REQUIRED TASK:
Reproduce the rows without any change, starting at the line that contains "inj3-wire-2: RED/BLU — [530, 1050, 535, 1070]" and ending at the line that contains "connector-c2-label: C2 —", with both of those lines included.

RECORDED DATA:

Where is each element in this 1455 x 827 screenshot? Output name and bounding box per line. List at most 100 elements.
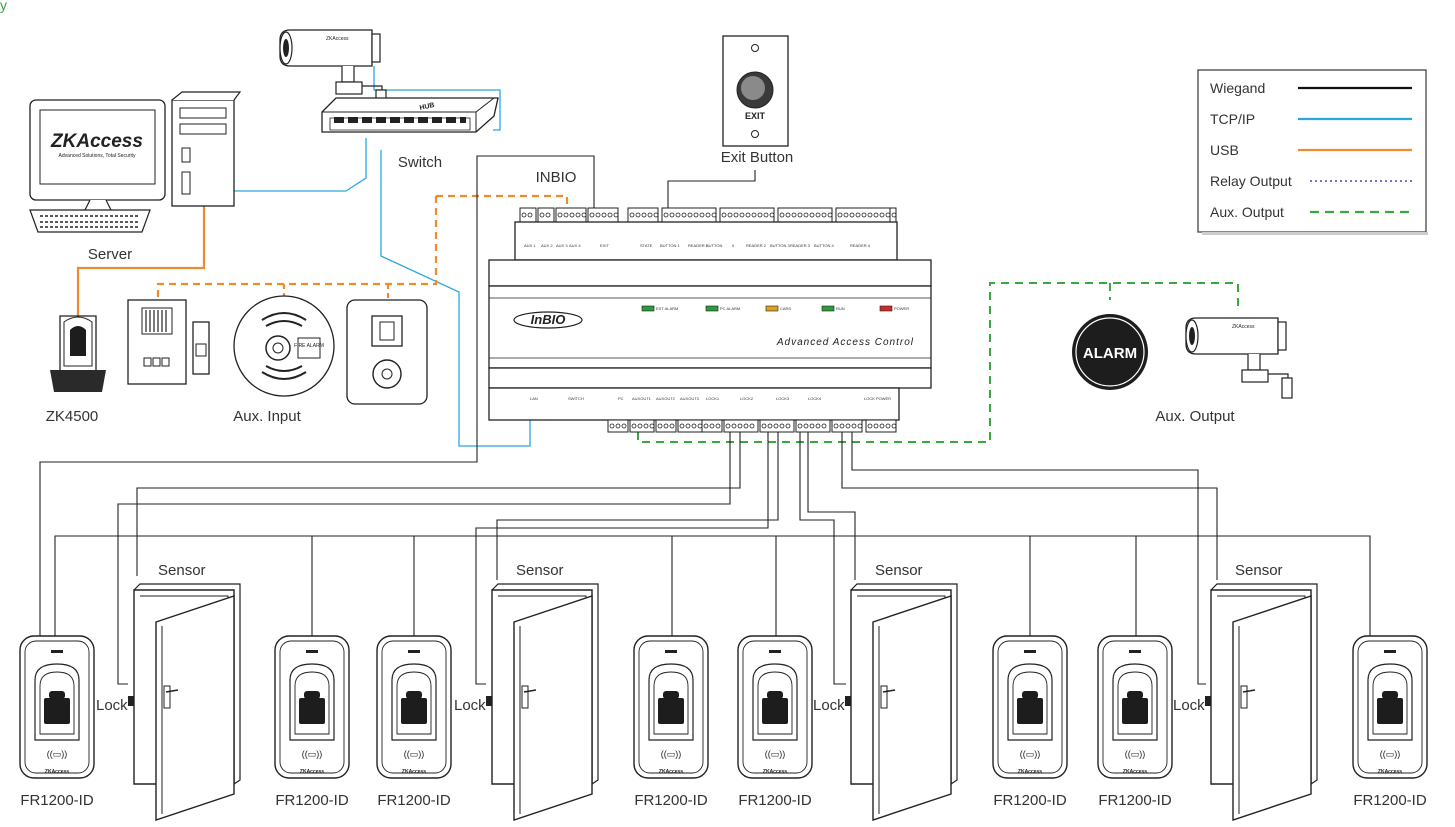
terminal-block	[723, 419, 759, 433]
terminal-group-label: AUX 3	[556, 243, 568, 248]
panel-brand: InBIO	[531, 312, 566, 327]
top-terminal-blocks	[519, 207, 897, 223]
alarm-siren: ALARM	[1072, 314, 1148, 390]
terminal-block	[831, 419, 863, 433]
aux-output-label: Aux. Output	[1155, 408, 1235, 425]
bottom-terminal-blocks	[607, 419, 897, 433]
legend-label: TCP/IP	[1210, 111, 1255, 127]
reader-label: FR1200-ID	[377, 792, 451, 809]
hub-label: HUB	[419, 102, 435, 112]
switch-label: Switch	[398, 154, 442, 171]
exit-button: EXIT	[722, 35, 789, 147]
terminal-block	[777, 207, 833, 223]
terminal-group-label: BUTTON 3	[770, 243, 790, 248]
terminal-block	[759, 419, 795, 433]
reader-label: FR1200-ID	[993, 792, 1067, 809]
aux-output-wiring	[637, 282, 1239, 443]
aux-camera-icon	[1185, 317, 1293, 399]
door-icon	[127, 583, 241, 821]
corner-mark: y	[0, 0, 7, 13]
reader-label: FR1200-ID	[20, 792, 94, 809]
exit-button-label: Exit Button	[721, 149, 794, 166]
terminal-block	[865, 419, 897, 433]
legend-label: USB	[1210, 142, 1239, 158]
switch: HUB	[321, 97, 499, 133]
fr1200-reader-icon	[1352, 635, 1428, 779]
status-led: EXT ALARM	[641, 305, 678, 312]
fr1200-reader-icon	[633, 635, 709, 779]
exit-text: EXIT	[745, 111, 766, 121]
terminal-group-label: READER 1	[688, 243, 709, 248]
led-label: RUN	[836, 306, 845, 311]
terminal-group-label: AUX 2	[541, 243, 553, 248]
terminal-group-label: BUTTON	[706, 243, 722, 248]
server: ZKAccess Advanced Solutions, Total Secur…	[29, 91, 242, 233]
server-label: Server	[88, 246, 132, 263]
lock-label: Lock	[813, 697, 845, 714]
terminal-group-label: AUXOUT1	[632, 396, 652, 401]
terminal-group-label: READER 4	[850, 243, 871, 248]
terminal-block	[701, 419, 723, 433]
terminal-block	[795, 419, 831, 433]
terminal-group-label: PC	[618, 396, 624, 401]
terminal-block	[661, 207, 717, 223]
status-led: CARD	[765, 305, 791, 312]
inbio-label: INBIO	[536, 169, 577, 186]
fr1200-reader-icon	[376, 635, 452, 779]
aux-input-label: Aux. Input	[233, 408, 301, 425]
lock-label: Lock	[454, 697, 486, 714]
fire-alarm-text: FIRE ALARM	[294, 343, 324, 349]
status-led: RUN	[821, 305, 845, 312]
terminal-group-label: AUXOUT3	[680, 396, 700, 401]
terminal-group-label: AUXOUT2	[656, 396, 676, 401]
fr1200-reader-icon	[19, 635, 95, 779]
legend-label: Relay Output	[1210, 173, 1292, 189]
terminal-block	[655, 419, 677, 433]
terminal-group-label: AUX 4	[569, 243, 581, 248]
terminal-group-label: STATE	[640, 243, 653, 248]
terminal-block	[629, 419, 655, 433]
lock-label: Lock	[1173, 697, 1205, 714]
legend-label: Aux. Output	[1210, 204, 1284, 220]
reader-label: FR1200-ID	[634, 792, 708, 809]
fr1200-reader-icon	[1097, 635, 1173, 779]
led-label: EXT ALARM	[656, 306, 678, 311]
status-led: POWER	[879, 305, 909, 312]
lock-label: Lock	[96, 697, 128, 714]
reader-label: FR1200-ID	[275, 792, 349, 809]
wiegand-wiring	[39, 155, 1371, 685]
monitor-tagline: Advanced Solutions, Total Security	[59, 153, 136, 159]
terminal-group-label: BUTTON 1	[660, 243, 680, 248]
alarm-text: ALARM	[1083, 345, 1137, 362]
panel-title: Advanced Access Control	[776, 337, 914, 348]
fr1200-reader-icon	[992, 635, 1068, 779]
tcpip-wiring	[234, 66, 531, 447]
reader-label: FR1200-ID	[1098, 792, 1172, 809]
terminal-group-label: LOCK4	[808, 396, 822, 401]
reader-label: FR1200-ID	[738, 792, 812, 809]
led-label: CARD	[780, 306, 791, 311]
terminal-block	[677, 419, 703, 433]
status-led: PC ALARM	[705, 305, 740, 312]
reader-label: FR1200-ID	[1353, 792, 1427, 809]
terminal-block	[627, 207, 659, 223]
door-icon	[485, 583, 599, 821]
smoke-detector: FIRE ALARM	[233, 295, 335, 397]
legend-label: Wiegand	[1210, 80, 1265, 96]
pir-motion-sensor	[346, 299, 428, 405]
terminal-group-label: SWITCH	[568, 396, 584, 401]
monitor-logo: ZKAccess	[50, 131, 143, 152]
sensor-label: Sensor	[516, 562, 564, 579]
terminal-group-label: EXIT	[600, 243, 609, 248]
terminal-group-label: AUX 1	[524, 243, 536, 248]
zk4500-fingerprint-scanner	[50, 315, 106, 392]
terminal-group-label: BUTTON 4	[814, 243, 834, 248]
zk4500-label: ZK4500	[46, 408, 99, 425]
fr1200-reader-icon	[737, 635, 813, 779]
terminal-block	[519, 207, 537, 223]
terminal-block	[889, 207, 897, 223]
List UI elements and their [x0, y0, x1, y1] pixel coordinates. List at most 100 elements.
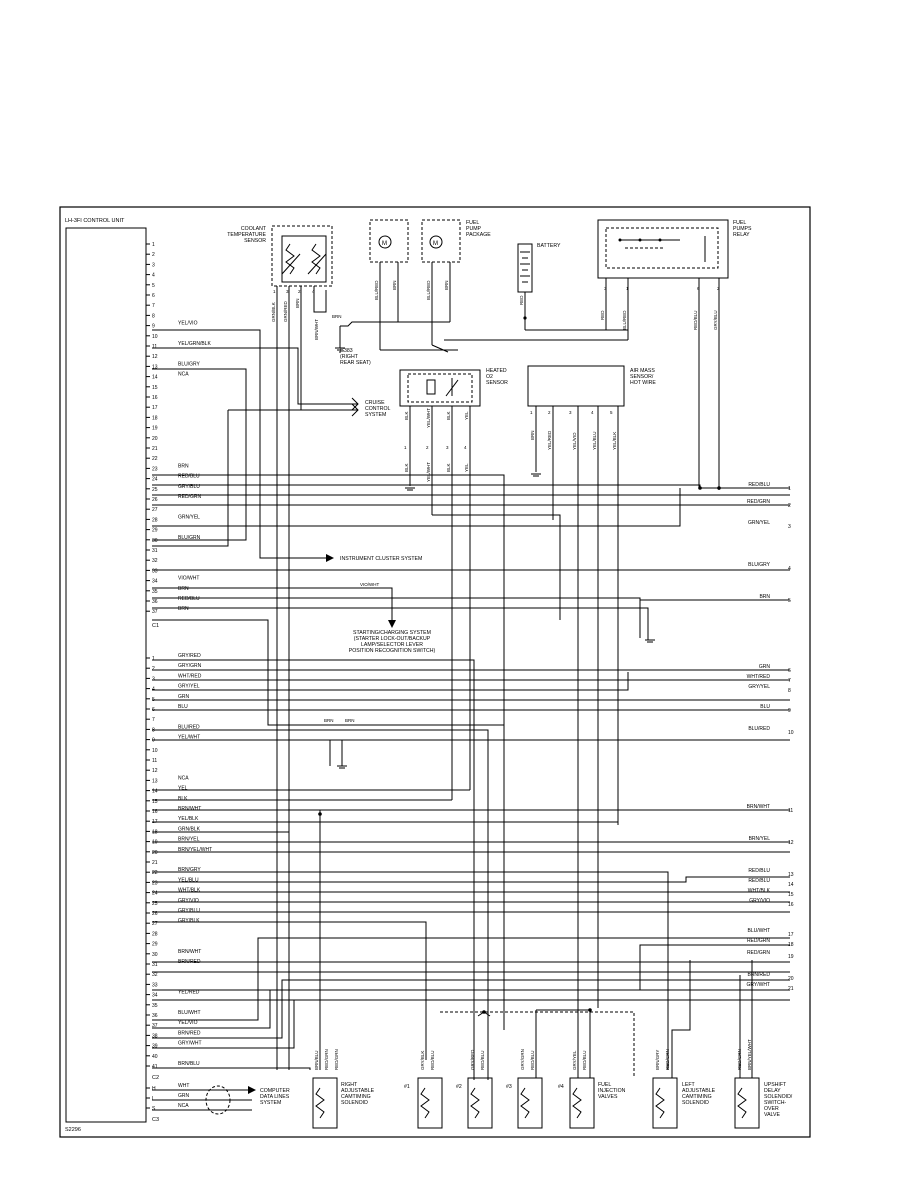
inj3-wire-2: RED/BLU — [530, 1050, 535, 1070]
c2-pin-number: 21 — [152, 860, 158, 866]
right-exit-number: 19 — [788, 954, 794, 960]
instrument-cluster-label: INSTRUMENT CLUSTER SYSTEM — [340, 556, 422, 562]
c2-pin-wire-label: BRN/YEL — [178, 837, 200, 843]
c2-pin-number: 10 — [152, 748, 158, 754]
ground-wire-brn: BRN — [332, 314, 342, 319]
c2-pin-wire-label: BRN/YEL/WHT — [178, 847, 212, 853]
c2-pin-number: 2 — [152, 666, 155, 672]
c2-pin-wire-label: GRN/BLK — [178, 826, 201, 832]
harness-lines — [152, 368, 790, 1080]
right-cam-wire-3: RED/GRN — [334, 1049, 339, 1070]
c1-pin-wire-label: RED/BLU — [178, 474, 200, 480]
connector-c2-label: C2 — [152, 1075, 159, 1081]
air-wire-yel-vio: YEL/VIO — [572, 432, 577, 450]
right-exit-wire-label: GRN/YEL — [748, 520, 770, 526]
c2-pin-number: 13 — [152, 778, 158, 784]
c2-pin-number: 25 — [152, 901, 158, 907]
coolant-pin-3: 3 — [286, 289, 289, 294]
c1-pin-number: 21 — [152, 446, 158, 452]
c1-pin-wire-label: BRN — [178, 586, 189, 592]
air-pin-4: 4 — [591, 410, 594, 415]
c2-pin-number: 37 — [152, 1023, 158, 1029]
o2-top-yel-wht: YEL/WHT — [426, 408, 431, 428]
c2-pin-wire-label: GRN — [178, 694, 190, 700]
coolant-pin-1: 1 — [273, 289, 276, 294]
upshift-wire-2: BRN/YEL/WHT — [747, 1039, 752, 1070]
c1-pin-wire-label: RED/BLU — [178, 596, 200, 602]
right-cam-wire-1: BRN/BLU — [314, 1050, 319, 1070]
right-exit-number: 10 — [788, 730, 794, 736]
c1-pin-number: 26 — [152, 497, 158, 503]
right-exit-wire-label: RED/BLU — [748, 878, 770, 884]
right-exit-wire-label: GRN — [759, 664, 771, 670]
c2-pin-number: 15 — [152, 799, 158, 805]
c2-pin-number: 11 — [152, 758, 157, 764]
c1-pin-wire-label: BLU/GRN — [178, 535, 201, 541]
c1-pin-wire-label: BRN — [178, 606, 189, 612]
c1-pin-number: 13 — [152, 364, 158, 370]
battery-label: BATTERY — [537, 243, 561, 249]
c2-pin-wire-label: YEL — [178, 786, 188, 792]
pump1-wire-blu-red: BLU/RED — [374, 280, 379, 300]
air-pin-2: 2 — [548, 410, 551, 415]
air-wire-yel-blu: YEL/BLU — [592, 431, 597, 450]
c2-pin-wire-label: NCA — [178, 775, 189, 781]
injector-2-label: #2 — [456, 1084, 462, 1090]
c1-pin-number: 5 — [152, 283, 155, 289]
inj1-wire-1: GRY/BLK — [420, 1051, 425, 1070]
pump1-wire-brn: BRN — [392, 280, 397, 290]
c2-pin-wire-label: YEL/BLU — [178, 877, 199, 883]
c2-pin-wire-label: YEL/RED — [178, 990, 200, 996]
c1-pin-number: 20 — [152, 436, 158, 442]
starting-charging-label: STARTING/CHARGING SYSTEM(STARTER LOCK-OU… — [349, 630, 436, 654]
c2-pin-number: 33 — [152, 982, 158, 988]
pump2-wire-brn: BRN — [444, 280, 449, 290]
splice-1 — [698, 486, 702, 490]
svg-text:M: M — [382, 241, 387, 247]
right-exit-wire-label: RED/GRN — [747, 499, 770, 505]
right-exit-number: 11 — [788, 808, 793, 814]
battery-wire-red: RED — [519, 295, 524, 305]
right-exit-wire-label: RED/BLU — [748, 868, 770, 874]
right-exit-wire-label: BRN/WHT — [747, 804, 770, 810]
ecu-outline — [65, 227, 147, 1123]
coolant-pin-2: 2 — [298, 289, 301, 294]
right-exit-number: 9 — [788, 708, 791, 714]
right-exit-wire-label: WHT/BLK — [748, 888, 771, 894]
c1-pin-wire-label: GRN/YEL — [178, 514, 200, 520]
right-edge-exits: RED/BLU1RED/GRN2GRN/YEL3BLU/GRY4BRN5GRN6… — [746, 482, 793, 992]
c2-pin-wire-label: BLU/WHT — [178, 1010, 201, 1016]
c1-pin-number: 32 — [152, 558, 158, 564]
right-exit-wire-label: GRY/VIO — [749, 898, 770, 904]
c1-pin-wire-label: NCA — [178, 372, 189, 378]
right-exit-wire-label: BLU/WHT — [748, 928, 771, 934]
right-exit-wire-label: RED/GRN — [747, 938, 770, 944]
right-exit-number: 6 — [788, 668, 791, 674]
o2-pin-1: 1 — [404, 445, 407, 450]
c1-pin-number: 14 — [152, 375, 158, 381]
c1-pin-number: 2 — [152, 252, 155, 258]
c1-pin-wire-label: YEL/VIO — [178, 321, 198, 327]
brn-wire-a: BRN — [324, 718, 334, 723]
c2-pin-wire-label: GRY/RED — [178, 653, 201, 659]
c1-pin-number: 1 — [152, 242, 155, 248]
o2-top-yel: YEL — [464, 411, 469, 420]
c1-pin-number: 29 — [152, 528, 158, 534]
c2-pin-wire-label: WHT/BLK — [178, 888, 201, 894]
c3-pin-wire-label: WHT — [178, 1083, 189, 1089]
c2-pin-wire-label: YEL/VIO — [178, 1020, 198, 1026]
coolant-wire-brn: BRN — [295, 298, 300, 308]
right-exit-number: 16 — [788, 902, 794, 908]
pump2-wire-blu-red: BLU/RED — [426, 280, 431, 300]
c1-pin-wire-label: GRY/BLU — [178, 484, 200, 490]
right-exit-wire-label: GRY/YEL — [748, 684, 770, 690]
c1-pin-number: 6 — [152, 293, 155, 299]
inj4-wire-2: RED/BLU — [582, 1050, 587, 1070]
air-pin-3: 3 — [569, 410, 572, 415]
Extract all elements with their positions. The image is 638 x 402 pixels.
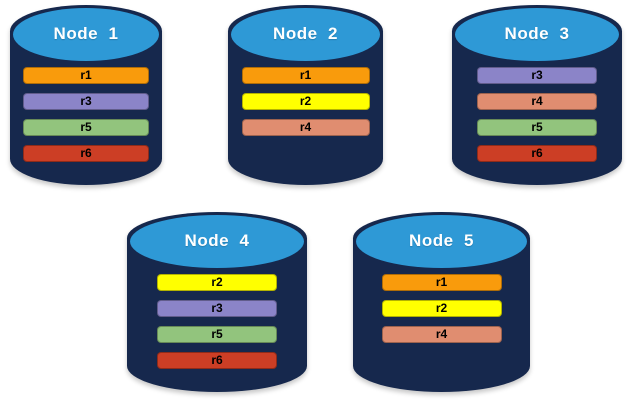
record-list: r3 r4 r5 r6 [452, 67, 622, 162]
database-node[interactable]: Node 1 r1 r3 r5 r6 [10, 5, 162, 185]
record-bar[interactable]: r4 [241, 119, 370, 136]
record-bar[interactable]: r2 [381, 300, 502, 317]
record-bar[interactable]: r3 [477, 67, 597, 84]
record-bar[interactable]: r4 [381, 326, 502, 343]
record-bar[interactable]: r1 [23, 67, 149, 84]
node-title: Node 5 [409, 231, 474, 250]
record-bar[interactable]: r3 [23, 93, 149, 110]
database-node[interactable]: Node 5 r1 r2 r4 [353, 212, 530, 392]
record-list: r1 r2 r4 [353, 274, 530, 343]
cylinder-top-ellipse [231, 8, 380, 61]
cylinder-top-ellipse [130, 215, 304, 268]
database-node[interactable]: Node 2 r1 r2 r4 [228, 5, 383, 185]
record-list: r1 r3 r5 r6 [10, 67, 162, 162]
node-title: Node 1 [53, 24, 119, 43]
record-bar[interactable]: r6 [477, 145, 597, 162]
record-bar[interactable]: r1 [381, 274, 502, 291]
node-title: Node 3 [504, 24, 570, 43]
record-bar[interactable]: r6 [157, 352, 277, 369]
record-bar[interactable]: r5 [157, 326, 277, 343]
cylinder-top-ellipse [455, 8, 619, 61]
record-bar[interactable]: r3 [157, 300, 277, 317]
cylinder-top-ellipse [13, 8, 159, 61]
node-title: Node 2 [273, 24, 338, 43]
record-bar[interactable]: r4 [477, 93, 597, 110]
record-bar[interactable]: r1 [241, 67, 370, 84]
database-node[interactable]: Node 3 r3 r4 r5 r6 [452, 5, 622, 185]
record-list: r2 r3 r5 r6 [127, 274, 307, 369]
cylinder-top-ellipse [356, 215, 527, 268]
database-node[interactable]: Node 4 r2 r3 r5 r6 [127, 212, 307, 392]
record-bar[interactable]: r2 [157, 274, 277, 291]
record-bar[interactable]: r5 [477, 119, 597, 136]
record-bar[interactable]: r2 [241, 93, 370, 110]
record-bar[interactable]: r6 [23, 145, 149, 162]
node-title: Node 4 [184, 231, 250, 250]
record-bar[interactable]: r5 [23, 119, 149, 136]
record-list: r1 r2 r4 [228, 67, 383, 136]
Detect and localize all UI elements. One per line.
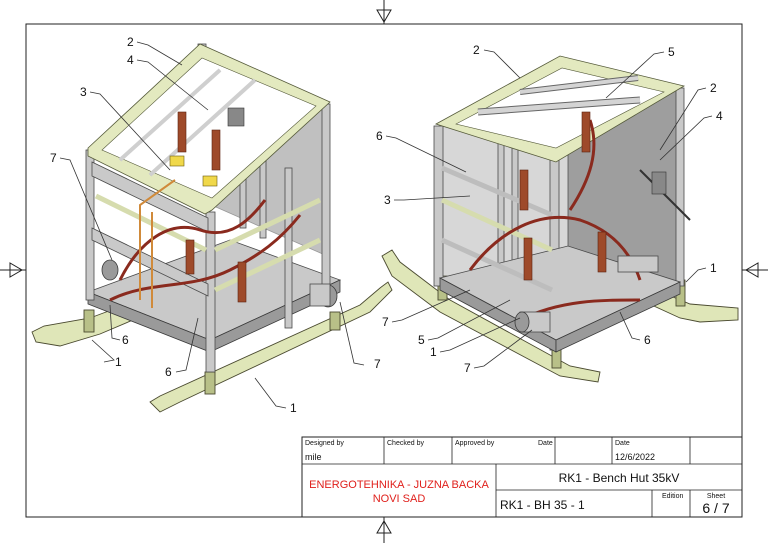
drawing-number: RK1 - BH 35 - 1	[500, 498, 585, 512]
callout-7: 7	[464, 361, 471, 375]
centering-mark-left	[0, 262, 26, 278]
callout-1: 1	[710, 261, 717, 275]
right-cable	[468, 215, 642, 281]
centering-mark-top	[376, 0, 392, 24]
callout-6: 6	[644, 333, 651, 347]
callout-7: 7	[374, 357, 381, 371]
left-busbar	[139, 179, 176, 300]
designer-name: mile	[305, 452, 322, 462]
title-block: Designed by Checked by Approved by Date …	[301, 436, 743, 518]
right-insulator	[519, 169, 529, 211]
callout-2: 2	[710, 81, 717, 95]
drawing-title: RK1 - Bench Hut 35kV	[559, 471, 680, 485]
right-cable-termination	[617, 255, 659, 273]
edition-label: Edition	[662, 493, 684, 500]
right-view-leaders	[385, 49, 713, 369]
callout-6: 6	[376, 129, 383, 143]
right-skid-front	[381, 249, 601, 383]
left-insulator	[237, 261, 247, 303]
right-insulator	[597, 231, 607, 273]
right-view-callouts: 2 5 6 2 4 3 1 7 5 1 6 7	[376, 43, 723, 375]
company-name: ENERGOTEHNIKA - JUZNA BACKA	[309, 479, 489, 491]
left-view-leaders	[59, 41, 365, 409]
callout-3: 3	[80, 85, 87, 99]
callout-6: 6	[122, 333, 129, 347]
checked-by-label: Checked by	[387, 440, 424, 447]
sheet-number: 6 / 7	[702, 500, 729, 516]
right-switch-box	[651, 171, 667, 195]
left-cable-end	[101, 259, 119, 281]
callout-6: 6	[165, 365, 172, 379]
left-front-rail	[91, 227, 209, 297]
right-post	[433, 125, 444, 287]
callout-5: 5	[668, 45, 675, 59]
designed-by-label: Designed by	[305, 440, 344, 447]
left-cable	[109, 214, 302, 302]
left-isometric-view	[31, 43, 393, 413]
centering-mark-right	[742, 262, 768, 278]
right-isometric-view	[381, 55, 739, 383]
date-label: Date	[615, 440, 630, 447]
callout-7: 7	[50, 151, 57, 165]
left-post	[284, 167, 293, 329]
left-switch-handle	[202, 175, 218, 187]
callout-1: 1	[430, 345, 437, 359]
right-insulator	[581, 111, 591, 153]
callout-1: 1	[290, 401, 297, 415]
callout-7: 7	[382, 315, 389, 329]
left-top-device	[227, 107, 245, 127]
callout-2: 2	[473, 43, 480, 57]
left-skid-post	[83, 309, 95, 333]
callout-2: 2	[127, 35, 134, 49]
drawing-date: 12/6/2022	[615, 452, 655, 462]
left-skid-post	[329, 311, 341, 331]
left-post	[321, 103, 331, 305]
left-switch-handle	[169, 155, 185, 167]
date-label: Date	[538, 440, 553, 447]
callout-4: 4	[716, 109, 723, 123]
left-view-callouts: 2 4 3 7 6 1 6 7 1	[50, 35, 381, 415]
left-cable-termination	[309, 283, 331, 307]
right-insulator	[523, 237, 533, 281]
left-insulator	[211, 129, 221, 171]
left-insulator	[177, 111, 187, 153]
centering-mark-bottom	[376, 517, 392, 543]
callout-1: 1	[115, 355, 122, 369]
company-city: NOVI SAD	[373, 493, 426, 505]
left-skid-post	[204, 371, 216, 395]
sheet-label: Sheet	[707, 493, 725, 500]
approved-by-label: Approved by	[455, 440, 495, 447]
callout-3: 3	[384, 193, 391, 207]
right-cable-end	[514, 311, 530, 333]
left-insulator	[185, 239, 195, 275]
callout-4: 4	[127, 53, 134, 67]
right-cable	[568, 119, 596, 211]
right-operating-handle	[639, 169, 691, 221]
callout-5: 5	[418, 333, 425, 347]
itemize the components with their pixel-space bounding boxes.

EXERCISE RESULT:
inj3-wire-2: RED/BLU — [530, 1050, 535, 1070]
c2-pin-number: 21 — [152, 860, 158, 866]
right-exit-number: 19 — [788, 954, 794, 960]
instrument-cluster-label: INSTRUMENT CLUSTER SYSTEM — [340, 556, 422, 562]
c2-pin-wire-label: BRN/YEL — [178, 837, 200, 843]
c2-pin-number: 10 — [152, 748, 158, 754]
ground-wire-brn: BRN — [332, 314, 342, 319]
c2-pin-wire-label: BRN/YEL/WHT — [178, 847, 212, 853]
c2-pin-number: 2 — [152, 666, 155, 672]
c2-pin-wire-label: GRN/BLK — [178, 826, 201, 832]
harness-lines — [152, 368, 790, 1080]
right-cam-wire-3: RED/GRN — [334, 1049, 339, 1070]
c1-pin-wire-label: RED/BLU — [178, 474, 200, 480]
connector-c2-label: C2 — [152, 1075, 159, 1081]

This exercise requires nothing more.